→ Task to complete
Go through the material and pull out every line with the string "million" in it.

→ Records for the exercise
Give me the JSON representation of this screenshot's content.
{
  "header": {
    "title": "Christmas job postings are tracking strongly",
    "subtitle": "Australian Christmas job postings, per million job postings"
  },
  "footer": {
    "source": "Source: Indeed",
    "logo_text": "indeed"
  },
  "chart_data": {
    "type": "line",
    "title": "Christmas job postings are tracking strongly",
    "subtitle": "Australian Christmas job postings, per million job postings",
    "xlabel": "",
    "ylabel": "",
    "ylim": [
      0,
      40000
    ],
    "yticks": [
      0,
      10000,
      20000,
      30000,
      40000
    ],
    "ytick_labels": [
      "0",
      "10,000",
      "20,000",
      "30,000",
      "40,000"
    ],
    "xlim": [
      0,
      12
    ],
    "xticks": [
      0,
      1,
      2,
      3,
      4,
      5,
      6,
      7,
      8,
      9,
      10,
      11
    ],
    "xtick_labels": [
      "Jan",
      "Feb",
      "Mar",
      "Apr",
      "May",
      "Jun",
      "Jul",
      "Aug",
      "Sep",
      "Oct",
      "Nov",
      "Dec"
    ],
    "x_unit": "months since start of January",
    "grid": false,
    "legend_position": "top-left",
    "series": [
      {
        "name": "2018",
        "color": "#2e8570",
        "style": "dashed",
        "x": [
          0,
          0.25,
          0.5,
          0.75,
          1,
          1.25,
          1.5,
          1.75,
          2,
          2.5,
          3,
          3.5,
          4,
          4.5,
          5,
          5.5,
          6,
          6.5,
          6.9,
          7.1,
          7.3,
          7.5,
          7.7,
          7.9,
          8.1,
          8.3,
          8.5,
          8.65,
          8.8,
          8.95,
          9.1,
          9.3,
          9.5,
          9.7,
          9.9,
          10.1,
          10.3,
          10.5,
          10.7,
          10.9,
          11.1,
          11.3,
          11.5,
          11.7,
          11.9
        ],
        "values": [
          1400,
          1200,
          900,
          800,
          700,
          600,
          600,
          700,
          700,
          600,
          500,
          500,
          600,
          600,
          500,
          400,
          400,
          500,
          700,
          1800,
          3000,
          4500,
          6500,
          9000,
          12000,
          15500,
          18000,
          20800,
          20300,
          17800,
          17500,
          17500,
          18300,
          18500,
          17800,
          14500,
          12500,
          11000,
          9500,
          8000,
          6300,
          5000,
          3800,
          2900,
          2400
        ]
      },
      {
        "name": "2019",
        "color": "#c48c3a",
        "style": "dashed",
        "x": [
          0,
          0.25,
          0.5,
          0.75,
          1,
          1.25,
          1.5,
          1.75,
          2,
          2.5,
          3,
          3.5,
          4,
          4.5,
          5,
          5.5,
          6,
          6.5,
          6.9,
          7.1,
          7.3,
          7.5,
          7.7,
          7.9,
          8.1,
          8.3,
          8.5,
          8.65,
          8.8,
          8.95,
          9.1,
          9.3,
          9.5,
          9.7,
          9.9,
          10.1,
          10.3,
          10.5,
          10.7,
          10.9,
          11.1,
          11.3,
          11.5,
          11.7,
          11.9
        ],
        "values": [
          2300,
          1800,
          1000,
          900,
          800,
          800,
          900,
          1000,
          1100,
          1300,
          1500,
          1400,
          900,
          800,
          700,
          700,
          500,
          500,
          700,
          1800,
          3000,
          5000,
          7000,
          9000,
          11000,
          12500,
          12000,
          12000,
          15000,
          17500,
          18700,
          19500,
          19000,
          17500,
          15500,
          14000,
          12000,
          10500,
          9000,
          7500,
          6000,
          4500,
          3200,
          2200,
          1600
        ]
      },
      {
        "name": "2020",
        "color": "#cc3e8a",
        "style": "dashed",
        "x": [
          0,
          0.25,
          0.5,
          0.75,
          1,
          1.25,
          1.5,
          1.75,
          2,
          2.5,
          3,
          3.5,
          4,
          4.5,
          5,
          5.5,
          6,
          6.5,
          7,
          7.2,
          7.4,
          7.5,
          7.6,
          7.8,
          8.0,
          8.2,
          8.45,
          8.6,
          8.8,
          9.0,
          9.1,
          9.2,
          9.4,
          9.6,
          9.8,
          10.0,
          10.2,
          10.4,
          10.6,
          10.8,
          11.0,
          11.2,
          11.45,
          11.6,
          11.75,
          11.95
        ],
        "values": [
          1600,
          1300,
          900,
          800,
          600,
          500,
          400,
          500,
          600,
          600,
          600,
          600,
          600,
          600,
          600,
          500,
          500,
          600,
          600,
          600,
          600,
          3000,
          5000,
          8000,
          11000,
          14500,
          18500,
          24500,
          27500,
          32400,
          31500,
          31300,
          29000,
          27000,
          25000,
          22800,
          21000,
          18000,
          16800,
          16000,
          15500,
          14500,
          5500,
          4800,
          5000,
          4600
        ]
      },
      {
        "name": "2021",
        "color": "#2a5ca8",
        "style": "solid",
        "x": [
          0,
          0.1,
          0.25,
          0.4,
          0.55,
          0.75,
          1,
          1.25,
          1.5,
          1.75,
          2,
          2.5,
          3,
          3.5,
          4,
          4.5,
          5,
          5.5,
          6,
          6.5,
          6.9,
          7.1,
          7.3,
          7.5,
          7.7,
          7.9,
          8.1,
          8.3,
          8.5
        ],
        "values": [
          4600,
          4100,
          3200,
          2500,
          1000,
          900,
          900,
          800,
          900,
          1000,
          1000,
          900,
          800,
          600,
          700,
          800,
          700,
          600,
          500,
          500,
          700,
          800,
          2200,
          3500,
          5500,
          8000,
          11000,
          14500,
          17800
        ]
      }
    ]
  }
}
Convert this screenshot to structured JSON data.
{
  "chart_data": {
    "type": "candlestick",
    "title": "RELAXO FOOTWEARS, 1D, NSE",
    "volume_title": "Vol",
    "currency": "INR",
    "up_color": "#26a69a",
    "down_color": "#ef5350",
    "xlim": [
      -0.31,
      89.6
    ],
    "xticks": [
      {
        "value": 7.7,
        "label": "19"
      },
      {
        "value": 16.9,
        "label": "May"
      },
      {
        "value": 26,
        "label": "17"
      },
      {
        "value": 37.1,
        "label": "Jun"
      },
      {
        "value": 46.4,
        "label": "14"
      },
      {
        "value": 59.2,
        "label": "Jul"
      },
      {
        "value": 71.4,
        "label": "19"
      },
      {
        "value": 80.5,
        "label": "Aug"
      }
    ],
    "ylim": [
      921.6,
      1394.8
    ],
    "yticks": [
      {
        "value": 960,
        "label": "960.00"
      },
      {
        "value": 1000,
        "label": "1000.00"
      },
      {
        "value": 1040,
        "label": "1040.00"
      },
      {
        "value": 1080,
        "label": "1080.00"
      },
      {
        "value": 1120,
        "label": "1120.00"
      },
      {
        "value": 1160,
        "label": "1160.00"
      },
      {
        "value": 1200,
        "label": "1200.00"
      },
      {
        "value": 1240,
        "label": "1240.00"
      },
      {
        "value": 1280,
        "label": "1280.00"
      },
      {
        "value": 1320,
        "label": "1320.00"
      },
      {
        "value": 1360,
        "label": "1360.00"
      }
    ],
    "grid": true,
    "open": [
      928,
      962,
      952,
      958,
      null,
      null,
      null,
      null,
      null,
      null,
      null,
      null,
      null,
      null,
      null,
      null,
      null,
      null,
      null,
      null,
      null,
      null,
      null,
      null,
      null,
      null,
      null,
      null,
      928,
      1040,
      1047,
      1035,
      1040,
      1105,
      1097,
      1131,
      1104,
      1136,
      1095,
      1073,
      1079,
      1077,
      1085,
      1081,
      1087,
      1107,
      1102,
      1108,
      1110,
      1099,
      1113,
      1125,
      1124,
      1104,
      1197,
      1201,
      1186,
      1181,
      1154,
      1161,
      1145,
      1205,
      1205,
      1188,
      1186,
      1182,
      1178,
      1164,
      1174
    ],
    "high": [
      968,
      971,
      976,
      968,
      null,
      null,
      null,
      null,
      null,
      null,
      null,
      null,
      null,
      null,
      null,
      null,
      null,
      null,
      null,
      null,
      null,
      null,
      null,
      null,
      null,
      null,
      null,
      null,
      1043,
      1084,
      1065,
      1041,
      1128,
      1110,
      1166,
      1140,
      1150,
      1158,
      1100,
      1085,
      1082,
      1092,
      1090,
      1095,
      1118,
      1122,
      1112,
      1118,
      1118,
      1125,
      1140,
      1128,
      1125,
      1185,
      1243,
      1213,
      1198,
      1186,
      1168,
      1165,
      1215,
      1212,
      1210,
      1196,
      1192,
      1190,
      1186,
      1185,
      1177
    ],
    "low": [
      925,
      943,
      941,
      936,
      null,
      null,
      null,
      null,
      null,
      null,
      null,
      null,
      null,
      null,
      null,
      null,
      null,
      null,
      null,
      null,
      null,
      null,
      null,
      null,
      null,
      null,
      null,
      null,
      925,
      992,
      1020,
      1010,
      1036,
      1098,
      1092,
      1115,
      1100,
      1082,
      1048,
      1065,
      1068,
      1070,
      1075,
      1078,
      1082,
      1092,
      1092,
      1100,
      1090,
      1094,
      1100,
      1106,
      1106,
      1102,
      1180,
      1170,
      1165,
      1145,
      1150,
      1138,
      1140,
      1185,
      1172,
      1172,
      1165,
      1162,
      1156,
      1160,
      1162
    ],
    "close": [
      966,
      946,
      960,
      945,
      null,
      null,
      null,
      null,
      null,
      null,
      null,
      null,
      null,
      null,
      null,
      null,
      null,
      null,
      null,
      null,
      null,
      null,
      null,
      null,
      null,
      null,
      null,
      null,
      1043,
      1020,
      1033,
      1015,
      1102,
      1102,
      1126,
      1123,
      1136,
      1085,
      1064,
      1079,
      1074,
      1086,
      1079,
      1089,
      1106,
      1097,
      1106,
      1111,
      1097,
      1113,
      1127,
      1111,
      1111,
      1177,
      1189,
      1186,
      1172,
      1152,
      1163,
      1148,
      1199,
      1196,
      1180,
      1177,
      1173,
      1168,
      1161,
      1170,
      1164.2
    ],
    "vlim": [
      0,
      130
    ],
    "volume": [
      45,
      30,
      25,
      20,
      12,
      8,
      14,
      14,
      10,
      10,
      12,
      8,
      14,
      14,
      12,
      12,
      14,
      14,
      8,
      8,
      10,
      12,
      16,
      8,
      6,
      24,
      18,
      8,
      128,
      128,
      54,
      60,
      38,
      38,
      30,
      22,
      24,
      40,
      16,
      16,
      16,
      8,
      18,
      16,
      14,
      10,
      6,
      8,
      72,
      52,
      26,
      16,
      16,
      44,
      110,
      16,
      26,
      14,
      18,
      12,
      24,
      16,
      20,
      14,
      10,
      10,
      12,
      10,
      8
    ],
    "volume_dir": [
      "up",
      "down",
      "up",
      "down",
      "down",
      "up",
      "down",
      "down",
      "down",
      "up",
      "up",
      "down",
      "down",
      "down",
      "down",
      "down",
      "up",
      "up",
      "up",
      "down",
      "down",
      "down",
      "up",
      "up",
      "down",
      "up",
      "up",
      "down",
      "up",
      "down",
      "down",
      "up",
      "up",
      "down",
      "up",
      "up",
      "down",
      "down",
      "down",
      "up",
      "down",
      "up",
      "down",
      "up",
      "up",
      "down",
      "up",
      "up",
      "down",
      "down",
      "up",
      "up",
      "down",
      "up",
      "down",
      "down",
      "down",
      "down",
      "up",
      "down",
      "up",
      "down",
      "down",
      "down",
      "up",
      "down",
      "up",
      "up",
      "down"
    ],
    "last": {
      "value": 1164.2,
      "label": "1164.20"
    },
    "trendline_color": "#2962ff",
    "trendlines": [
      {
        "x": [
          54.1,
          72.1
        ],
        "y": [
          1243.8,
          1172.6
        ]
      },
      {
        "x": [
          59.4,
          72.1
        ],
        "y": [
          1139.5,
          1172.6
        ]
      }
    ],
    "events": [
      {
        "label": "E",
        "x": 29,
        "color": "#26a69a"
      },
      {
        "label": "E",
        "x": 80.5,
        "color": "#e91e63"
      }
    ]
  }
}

→ Solution for this task
    "subtitle": "Australian Christmas job postings, per million job postings"
    "subtitle": "Australian Christmas job postings, per million job postings",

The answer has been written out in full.